### What you should do
In the data below, change every occurrence of "background-bar" to "background-strip" and reproduce all the lines with everything else unchanged. Omit the pictures from your answer.

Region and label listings
▼

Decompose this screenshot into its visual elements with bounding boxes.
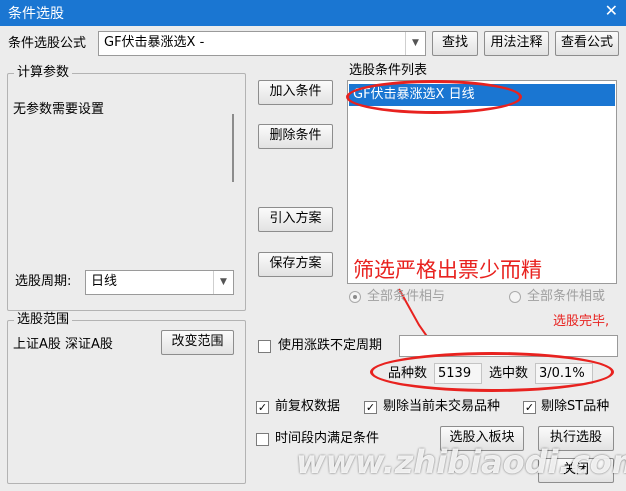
add-condition-button[interactable]: 加入条件 [258,80,333,105]
pre-adjust-checkbox[interactable]: ✓ [256,401,269,414]
all-or-radio[interactable] [509,291,521,303]
all-and-radio[interactable] [349,291,361,303]
range-legend: 选股范围 [14,312,73,328]
variable-period-checkbox[interactable] [258,340,271,353]
formula-label: 条件选股公式 [8,36,87,51]
params-scrollbar[interactable] [232,114,234,182]
range-group: 选股范围 上证A股 深证A股 改变范围 [7,312,246,484]
time-range-checkbox[interactable] [256,433,269,446]
highlight-ellipse-condition [346,80,522,114]
watermark-text: www.zhibiaodi.com [296,443,626,481]
condition-list-label: 选股条件列表 [349,63,428,78]
variable-period-label: 使用涨跌不定周期 [278,338,383,353]
annotation-text: 筛选严格出票少而精 [353,258,542,282]
exclude-untraded-label: 剔除当前未交易品种 [383,399,501,414]
search-button[interactable]: 查找 [432,31,478,56]
window-title: 条件选股 [8,6,64,22]
usage-button[interactable]: 用法注释 [484,31,549,56]
status-text: 选股完毕, [553,314,610,329]
formula-dropdown[interactable]: GF伏击暴涨选X - ▼ [98,31,426,56]
params-message: 无参数需要设置 [13,102,105,117]
close-icon[interactable]: ✕ [605,1,618,20]
save-scheme-button[interactable]: 保存方案 [258,252,333,277]
period-label: 选股周期: [15,274,72,289]
exclude-untraded-checkbox[interactable]: ✓ [364,401,377,414]
chevron-down-icon[interactable]: ▼ [213,271,233,294]
range-value: 上证A股 深证A股 [13,337,113,352]
delete-condition-button[interactable]: 删除条件 [258,124,333,149]
view-formula-button[interactable]: 查看公式 [555,31,619,56]
all-or-label: 全部条件相或 [527,289,606,304]
import-scheme-button[interactable]: 引入方案 [258,207,333,232]
params-group: 计算参数 无参数需要设置 选股周期: 日线 ▼ [7,65,246,311]
period-dropdown[interactable]: 日线 ▼ [85,270,234,295]
period-value: 日线 [91,274,118,289]
title-bar: 条件选股 ✕ [0,0,626,26]
params-legend: 计算参数 [14,65,73,81]
pre-adjust-label: 前复权数据 [275,399,341,414]
all-and-label: 全部条件相与 [367,289,446,304]
change-range-button[interactable]: 改变范围 [161,330,234,355]
highlight-ellipse-stats [370,352,614,392]
chevron-down-icon[interactable]: ▼ [405,32,425,55]
exclude-st-checkbox[interactable]: ✓ [523,401,536,414]
formula-value: GF伏击暴涨选X - [104,35,205,50]
exclude-st-label: 剔除ST品种 [541,399,610,414]
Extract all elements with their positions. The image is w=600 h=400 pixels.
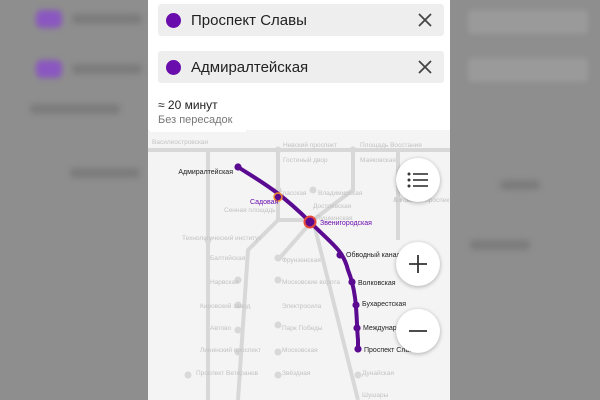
metro-route-panel: Проспект Славы Адмиралтейская ≈ 20 минут… [148,0,450,400]
station-label: Шушары [362,392,389,399]
background-bar [72,14,142,24]
from-station-field[interactable]: Проспект Славы [158,4,444,36]
line-color-dot [166,59,181,75]
close-icon [418,13,432,27]
clear-to-button[interactable] [410,52,440,82]
route-station-label: Звенигородская [320,220,372,227]
list-icon [407,172,428,188]
station-label: Звёздная [282,370,311,377]
station-label: Маяковская [360,157,396,164]
station-label: Автово [210,325,232,332]
station-label: Гостиный двор [283,156,328,164]
station-label: Владимирская [318,190,363,197]
route-station-dot[interactable] [352,301,360,309]
station-label: Парк Победы [282,324,323,332]
route-time: ≈ 20 минут [158,98,218,112]
route-station-dot[interactable] [353,324,361,332]
background-dot [36,10,62,28]
station-label: Балтийская [210,254,246,262]
transfer-station-dot[interactable] [303,215,317,229]
route-station-dot[interactable] [354,345,362,353]
station-label: Кировский завод [200,302,251,310]
route-station-dot[interactable] [336,251,344,259]
station-label: Сенная площадь [224,207,276,214]
station-label: Фрунзенская [282,257,321,264]
clear-from-button[interactable] [410,5,440,35]
zoom-out-button[interactable] [396,309,440,353]
route-station-label: Садовая [250,199,279,206]
line-color-dot [166,12,181,28]
to-station-text: Адмиралтейская [191,58,309,76]
station-label: Московские ворота [282,279,340,286]
station-label: Нарвская [210,279,239,286]
route-transfers: Без пересадок [158,114,233,126]
to-station-field[interactable]: Адмиралтейская [158,51,444,83]
close-icon [418,60,432,74]
station-label: Технологический институт [182,234,261,242]
zoom-in-button[interactable] [396,242,440,286]
background-bar [70,168,140,178]
station-label: Достоевская [313,203,352,210]
background-row [468,58,588,82]
layers-menu-button[interactable] [396,158,440,202]
station-label: Невский проспект [283,141,337,149]
station-label: Электросила [282,303,322,310]
background-bar [72,64,142,74]
minus-icon [409,330,427,332]
station-label: Ленинский проспект [200,346,261,354]
background-dot [36,60,62,78]
route-station-label: Бухарестская [362,301,406,308]
station-label: Московская [282,347,318,354]
route-station-label: Адмиралтейская [178,168,233,176]
station-label: Василеостровская [152,139,209,146]
route-station-dot[interactable] [234,163,242,171]
plus-icon [409,255,427,273]
route-summary: ≈ 20 минут Без пересадок [150,92,246,132]
route-station-dot[interactable] [348,278,356,286]
from-station-text: Проспект Славы [191,11,307,29]
background-bar [30,104,120,114]
route-station-label: Волковская [358,280,396,287]
route-station-label: Обводный канал [346,251,401,259]
station-label: Дунайская [362,369,394,377]
background-bar [470,240,530,250]
background-row [468,10,588,34]
station-label: Проспект Ветеранов [196,370,259,377]
background-bar [500,180,540,190]
station-label: Площадь Восстания [360,142,422,149]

▲

### Task solution
Decompose this screenshot into its visual elements with bounding boxes.
add-condition-button[interactable]: 加入条件 [258,80,333,105]
pre-adjust-checkbox[interactable]: ✓ [256,401,269,414]
all-or-radio[interactable] [509,291,521,303]
all-and-radio[interactable] [349,291,361,303]
range-legend: 选股范围 [14,312,73,328]
variable-period-checkbox[interactable] [258,340,271,353]
formula-label: 条件选股公式 [8,36,87,51]
params-scrollbar[interactable] [232,114,234,182]
range-group: 选股范围 上证A股 深证A股 改变范围 [7,312,246,484]
time-range-checkbox[interactable] [256,433,269,446]
highlight-ellipse-condition [346,80,522,114]
watermark-text: www.zhibiaodi.com [296,443,626,481]
condition-list-label: 选股条件列表 [349,63,428,78]
variable-period-label: 使用涨跌不定周期 [278,338,383,353]
annotation-text: 筛选严格出票少而精 [353,258,542,282]
exclude-untraded-label: 剔除当前未交易品种 [383,399,501,414]
search-button[interactable]: 查找 [432,31,478,56]
window-title: 条件选股 [8,6,64,22]
usage-button[interactable]: 用法注释 [484,31,549,56]
status-text: 选股完毕, [553,314,610,329]
formula-dropdown[interactable]: GF伏击暴涨选X - ▼ [98,31,426,56]
params-message: 无参数需要设置 [13,102,105,117]
close-icon[interactable]: ✕ [605,1,618,20]
save-scheme-button[interactable]: 保存方案 [258,252,333,277]
period-label: 选股周期: [15,274,72,289]
exclude-untraded-checkbox[interactable]: ✓ [364,401,377,414]
chevron-down-icon[interactable]: ▼ [213,271,233,294]
range-value: 上证A股 深证A股 [13,337,113,352]
delete-condition-button[interactable]: 删除条件 [258,124,333,149]
view-formula-button[interactable]: 查看公式 [555,31,619,56]
all-or-label: 全部条件相或 [527,289,606,304]
import-scheme-button[interactable]: 引入方案 [258,207,333,232]
params-group: 计算参数 无参数需要设置 选股周期: 日线 ▼ [7,65,246,311]
period-dropdown[interactable]: 日线 ▼ [85,270,234,295]
period-value: 日线 [91,274,118,289]
title-bar: 条件选股 ✕ [0,0,626,26]
params-legend: 计算参数 [14,65,73,81]
pre-adjust-label: 前复权数据 [275,399,341,414]
all-and-label: 全部条件相与 [367,289,446,304]
change-range-button[interactable]: 改变范围 [161,330,234,355]
highlight-ellipse-stats [370,352,614,392]
chevron-down-icon[interactable]: ▼ [405,32,425,55]
exclude-st-checkbox[interactable]: ✓ [523,401,536,414]
formula-value: GF伏击暴涨选X - [104,35,205,50]
exclude-st-label: 剔除ST品种 [541,399,610,414]
Extract all elements with their positions. The image is w=600 h=400 pixels.
metro-route-panel: Проспект Славы Адмиралтейская ≈ 20 минут… [148,0,450,400]
station-label: Шушары [362,392,389,399]
background-strip [72,14,142,24]
from-station-field[interactable]: Проспект Славы [158,4,444,36]
line-color-dot [166,59,181,75]
close-icon [418,13,432,27]
clear-to-button[interactable] [410,52,440,82]
route-station-label: Звенигородская [320,220,372,227]
list-icon [407,172,428,188]
station-label: Звёздная [282,370,311,377]
station-label: Маяковская [360,157,396,164]
station-label: Автово [210,325,232,332]
station-label: Гостиный двор [283,156,328,164]
station-label: Владимирская [318,190,363,197]
route-station-dot[interactable] [352,301,360,309]
station-label: Парк Победы [282,324,323,332]
route-time: ≈ 20 минут [158,98,218,112]
route-station-dot[interactable] [353,324,361,332]
background-dot [36,10,62,28]
station-label: Балтийская [210,254,246,262]
transfer-station-dot[interactable] [303,215,317,229]
route-station-dot[interactable] [354,345,362,353]
station-label: Кировский завод [200,302,251,310]
route-station-dot[interactable] [336,251,344,259]
station-label: Сенная площадь [224,207,276,214]
station-label: Фрунзенская [282,257,321,264]
clear-from-button[interactable] [410,5,440,35]
zoom-out-button[interactable] [396,309,440,353]
route-station-label: Садовая [250,199,279,206]
line-color-dot [166,12,181,28]
to-station-text: Адмиралтейская [191,58,309,76]
station-label: Московские ворота [282,279,340,286]
station-label: Нарвская [210,279,239,286]
route-transfers: Без пересадок [158,114,233,126]
to-station-field[interactable]: Адмиралтейская [158,51,444,83]
close-icon [418,60,432,74]
station-label: Технологический институт [182,234,261,242]
zoom-in-button[interactable] [396,242,440,286]
background-strip [70,168,140,178]
station-label: Достоевская [313,203,352,210]
background-row [468,58,588,82]
layers-menu-button[interactable] [396,158,440,202]
station-label: Невский проспект [283,141,337,149]
station-label: Электросила [282,303,322,310]
background-strip [72,64,142,74]
minus-icon [409,330,427,332]
station-label: Ленинский проспект [200,346,261,354]
background-dot [36,60,62,78]
route-station-label: Бухарестская [362,301,406,308]
station-label: Московская [282,347,318,354]
route-station-label: Адмиралтейская [178,168,233,176]
station-label: Василеостровская [152,139,209,146]
route-station-dot[interactable] [234,163,242,171]
plus-icon [409,255,427,273]
route-summary: ≈ 20 минут Без пересадок [150,92,246,132]
route-station-dot[interactable] [348,278,356,286]
from-station-text: Проспект Славы [191,11,307,29]
background-strip [30,104,120,114]
route-station-label: Волковская [358,280,396,287]
route-station-label: Обводный канал [346,251,401,259]
station-label: Дунайская [362,369,394,377]
background-strip [470,240,530,250]
background-row [468,10,588,34]
station-label: Проспект Ветеранов [196,370,259,377]
background-strip [500,180,540,190]
station-label: Площадь Восстания [360,142,422,149]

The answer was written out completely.